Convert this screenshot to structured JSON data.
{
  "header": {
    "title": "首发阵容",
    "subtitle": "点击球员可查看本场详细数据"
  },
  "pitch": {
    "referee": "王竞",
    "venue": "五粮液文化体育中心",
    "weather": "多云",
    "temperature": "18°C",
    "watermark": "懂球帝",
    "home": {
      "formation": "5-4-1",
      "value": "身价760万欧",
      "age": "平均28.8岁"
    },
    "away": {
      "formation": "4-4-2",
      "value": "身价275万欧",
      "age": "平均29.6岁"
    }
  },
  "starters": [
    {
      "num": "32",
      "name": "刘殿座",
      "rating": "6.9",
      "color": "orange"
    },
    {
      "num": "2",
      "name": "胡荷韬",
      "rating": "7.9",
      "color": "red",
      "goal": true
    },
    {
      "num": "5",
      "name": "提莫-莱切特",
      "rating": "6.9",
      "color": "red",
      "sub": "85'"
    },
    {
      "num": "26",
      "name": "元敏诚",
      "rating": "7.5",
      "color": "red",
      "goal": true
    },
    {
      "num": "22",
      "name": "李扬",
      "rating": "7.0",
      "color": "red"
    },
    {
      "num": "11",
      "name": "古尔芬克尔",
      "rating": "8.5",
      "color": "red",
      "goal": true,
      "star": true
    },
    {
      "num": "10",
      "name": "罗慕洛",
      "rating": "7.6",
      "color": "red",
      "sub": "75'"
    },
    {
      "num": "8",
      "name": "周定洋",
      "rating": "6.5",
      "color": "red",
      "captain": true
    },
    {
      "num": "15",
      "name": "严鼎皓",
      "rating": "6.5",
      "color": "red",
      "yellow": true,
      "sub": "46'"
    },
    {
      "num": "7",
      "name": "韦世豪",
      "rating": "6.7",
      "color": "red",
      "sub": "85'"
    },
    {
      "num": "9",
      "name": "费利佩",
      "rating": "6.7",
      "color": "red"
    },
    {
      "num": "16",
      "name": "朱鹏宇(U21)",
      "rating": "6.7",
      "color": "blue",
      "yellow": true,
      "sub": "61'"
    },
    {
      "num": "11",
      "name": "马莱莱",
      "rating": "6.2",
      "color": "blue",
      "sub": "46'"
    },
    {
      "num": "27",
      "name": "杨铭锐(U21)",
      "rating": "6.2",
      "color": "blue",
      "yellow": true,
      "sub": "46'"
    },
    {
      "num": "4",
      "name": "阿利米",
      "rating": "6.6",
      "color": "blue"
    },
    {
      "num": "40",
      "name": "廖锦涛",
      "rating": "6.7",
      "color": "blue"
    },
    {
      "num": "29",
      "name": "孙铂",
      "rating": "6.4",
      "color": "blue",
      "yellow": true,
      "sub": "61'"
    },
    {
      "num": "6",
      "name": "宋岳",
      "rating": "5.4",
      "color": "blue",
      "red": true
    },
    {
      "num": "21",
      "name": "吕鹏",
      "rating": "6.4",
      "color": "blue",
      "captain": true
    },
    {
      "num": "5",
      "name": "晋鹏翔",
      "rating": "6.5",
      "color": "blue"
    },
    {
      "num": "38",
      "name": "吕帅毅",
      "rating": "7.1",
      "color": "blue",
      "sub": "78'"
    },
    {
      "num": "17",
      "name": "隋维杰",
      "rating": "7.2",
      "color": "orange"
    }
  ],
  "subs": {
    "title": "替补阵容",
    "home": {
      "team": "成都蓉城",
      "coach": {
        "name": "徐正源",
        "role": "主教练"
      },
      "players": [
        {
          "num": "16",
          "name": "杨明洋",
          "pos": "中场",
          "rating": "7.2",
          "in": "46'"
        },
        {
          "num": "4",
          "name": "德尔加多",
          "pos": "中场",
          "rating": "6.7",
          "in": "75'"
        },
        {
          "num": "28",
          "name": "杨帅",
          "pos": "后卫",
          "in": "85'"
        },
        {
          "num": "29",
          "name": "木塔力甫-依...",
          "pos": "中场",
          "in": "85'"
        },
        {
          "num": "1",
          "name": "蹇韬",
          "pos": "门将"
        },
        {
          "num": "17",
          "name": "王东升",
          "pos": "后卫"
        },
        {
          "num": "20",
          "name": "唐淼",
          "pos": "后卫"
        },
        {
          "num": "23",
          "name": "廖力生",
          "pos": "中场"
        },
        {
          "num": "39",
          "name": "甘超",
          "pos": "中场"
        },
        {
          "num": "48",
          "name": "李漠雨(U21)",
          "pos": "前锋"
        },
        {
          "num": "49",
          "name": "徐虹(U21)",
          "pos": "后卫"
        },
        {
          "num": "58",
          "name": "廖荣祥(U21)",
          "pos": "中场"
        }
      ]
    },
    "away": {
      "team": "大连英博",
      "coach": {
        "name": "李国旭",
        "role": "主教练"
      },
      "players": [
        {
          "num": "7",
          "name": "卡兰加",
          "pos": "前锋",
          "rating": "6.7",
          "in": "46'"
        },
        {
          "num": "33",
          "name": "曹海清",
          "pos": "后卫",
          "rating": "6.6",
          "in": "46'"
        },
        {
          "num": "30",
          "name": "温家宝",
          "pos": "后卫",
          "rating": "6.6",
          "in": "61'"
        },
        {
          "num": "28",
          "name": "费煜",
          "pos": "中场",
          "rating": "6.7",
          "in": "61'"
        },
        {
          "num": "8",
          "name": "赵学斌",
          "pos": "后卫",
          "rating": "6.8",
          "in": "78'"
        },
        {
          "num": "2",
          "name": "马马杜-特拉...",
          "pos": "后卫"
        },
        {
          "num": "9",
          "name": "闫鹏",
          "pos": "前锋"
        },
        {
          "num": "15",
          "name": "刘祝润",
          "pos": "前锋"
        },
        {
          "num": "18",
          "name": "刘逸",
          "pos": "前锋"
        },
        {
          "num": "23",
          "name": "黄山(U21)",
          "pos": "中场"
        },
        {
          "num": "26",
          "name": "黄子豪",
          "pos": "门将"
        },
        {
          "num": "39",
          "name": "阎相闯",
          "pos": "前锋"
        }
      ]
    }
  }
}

· · · · ·

== THE EXERCISE ==
Quote every entry exactly.

== FINISHED EXERCISE ==
Convert this screenshot to structured JSON data.
{
  "header": {
    "title": "首发阵容",
    "subtitle": "点击球员可查看本场详细数据"
  },
  "pitch": {
    "referee": "王竞",
    "venue": "五粮液文化体育中心",
    "weather": "多云",
    "temperature": "18°C",
    "watermark": "懂球帝",
    "home": {
      "formation": "5-4-1",
      "value": "身价760万欧",
      "age": "平均28.8岁"
    },
    "away": {
      "formation": "4-4-2",
      "value": "身价275万欧",
      "age": "平均29.6岁"
    }
  },
  "starters": [
    {
      "num": "32",
      "name": "刘殿座",
      "rating": "6.9",
      "color": "orange"
    },
    {
      "num": "2",
      "name": "胡荷韬",
      "rating": "7.9",
      "color": "red",
      "goal": true
    },
    {
      "num": "5",
      "name": "提莫-莱切特",
      "rating": "6.9",
      "color": "red",
      "sub": "85'"
    },
    {
      "num": "26",
      "name": "元敏诚",
      "rating": "7.5",
      "color": "red",
      "goal": true
    },
    {
      "num": "22",
      "name": "李扬",
      "rating": "7.0",
      "color": "red"
    },
    {
      "num": "11",
      "name": "古尔芬克尔",
      "rating": "8.5",
      "color": "red",
      "goal": true,
      "star": true
    },
    {
      "num": "10",
      "name": "罗慕洛",
      "rating": "7.6",
      "color": "red",
      "sub": "75'"
    },
    {
      "num": "8",
      "name": "周定洋",
      "rating": "6.5",
      "color": "red",
      "captain": true
    },
    {
      "num": "15",
      "name": "严鼎皓",
      "rating": "6.5",
      "color": "red",
      "yellow": true,
      "sub": "46'"
    },
    {
      "num": "7",
      "name": "韦世豪",
      "rating": "6.7",
      "color": "red",
      "sub": "85'"
    },
    {
      "num": "9",
      "name": "费利佩",
      "rating": "6.7",
      "color": "red"
    },
    {
      "num": "16",
      "name": "朱鹏宇(U21)",
      "rating": "6.7",
      "color": "blue",
      "yellow": true,
      "sub": "61'"
    },
    {
      "num": "11",
      "name": "马莱莱",
      "rating": "6.2",
      "color": "blue",
      "sub": "46'"
    },
    {
      "num": "27",
      "name": "杨铭锐(U21)",
      "rating": "6.2",
      "color": "blue",
      "yellow": true,
      "sub": "46'"
    },
    {
      "num": "4",
      "name": "阿利米",
      "rating": "6.6",
      "color": "blue"
    },
    {
      "num": "40",
      "name": "廖锦涛",
      "rating": "6.7",
      "color": "blue"
    },
    {
      "num": "29",
      "name": "孙铂",
      "rating": "6.4",
      "color": "blue",
      "yellow": true,
      "sub": "61'"
    },
    {
      "num": "6",
      "name": "宋岳",
      "rating": "5.4",
      "color": "blue",
      "red": true
    },
    {
      "num": "21",
      "name": "吕鹏",
      "rating": "6.4",
      "color": "blue",
      "captain": true
    },
    {
      "num": "5",
      "name": "晋鹏翔",
      "rating": "6.5",
      "color": "blue"
    },
    {
      "num": "38",
      "name": "吕帅毅",
      "rating": "7.1",
      "color": "blue",
      "sub": "78'"
    },
    {
      "num": "17",
      "name": "隋维杰",
      "rating": "7.2",
      "color": "orange"
    }
  ],
  "subs": {
    "title": "替补阵容",
    "home": {
      "team": "成都蓉城",
      "coach": {
        "name": "徐正源",
        "role": "主教练"
      },
      "players": [
        {
          "num": "16",
          "name": "杨明洋",
          "pos": "中场",
          "rating": "7.2",
          "in": "46'"
        },
        {
          "num": "4",
          "name": "德尔加多",
          "pos": "中场",
          "rating": "6.7",
          "in": "75'"
        },
        {
          "num": "28",
          "name": "杨帅",
          "pos": "后卫",
          "in": "85'"
        },
        {
          "num": "29",
          "name": "木塔力甫-依...",
          "pos": "中场",
          "in": "85'"
        },
        {
          "num": "1",
          "name": "蹇韬",
          "pos": "门将"
        },
        {
          "num": "17",
          "name": "王东升",
          "pos": "后卫"
        },
        {
          "num": "20",
          "name": "唐淼",
          "pos": "后卫"
        },
        {
          "num": "23",
          "name": "廖力生",
          "pos": "中场"
        },
        {
          "num": "39",
          "name": "甘超",
          "pos": "中场"
        },
        {
          "num": "48",
          "name": "李漠雨(U21)",
          "pos": "前锋"
        },
        {
          "num": "49",
          "name": "徐虹(U21)",
          "pos": "后卫"
        },
        {
          "num": "58",
          "name": "廖荣祥(U21)",
          "pos": "中场"
        }
      ]
    },
    "away": {
      "team": "大连英博",
      "coach": {
        "name": "李国旭",
        "role": "主教练"
      },
      "players": [
        {
          "num": "7",
          "name": "卡兰加",
          "pos": "前锋",
          "rating": "6.7",
          "in": "46'"
        },
        {
          "num": "33",
          "name": "曹海清",
          "pos": "后卫",
          "rating": "6.6",
          "in": "46'"
        },
        {
          "num": "30",
          "name": "温家宝",
          "pos": "后卫",
          "rating": "6.6",
          "in": "61'"
        },
        {
          "num": "28",
          "name": "费煜",
          "pos": "中场",
          "rating": "6.7",
          "in": "61'"
        },
        {
          "num": "8",
          "name": "赵学斌",
          "pos": "后卫",
          "rating": "6.8",
          "in": "78'"
        },
        {
          "num": "2",
          "name": "马马杜-特拉...",
          "pos": "后卫"
        },
        {
          "num": "9",
          "name": "闫鹏",
          "pos": "前锋"
        },
        {
          "num": "15",
          "name": "刘祝润",
          "pos": "前锋"
        },
        {
          "num": "18",
          "name": "刘逸",
          "pos": "前锋"
        },
        {
          "num": "23",
          "name": "黄山(U21)",
          "pos": "中场"
        },
        {
          "num": "26",
          "name": "黄子豪",
          "pos": "门将"
        },
        {
          "num": "39",
          "name": "阎相闯",
          "pos": "前锋"
        }
      ]
    }
  }
}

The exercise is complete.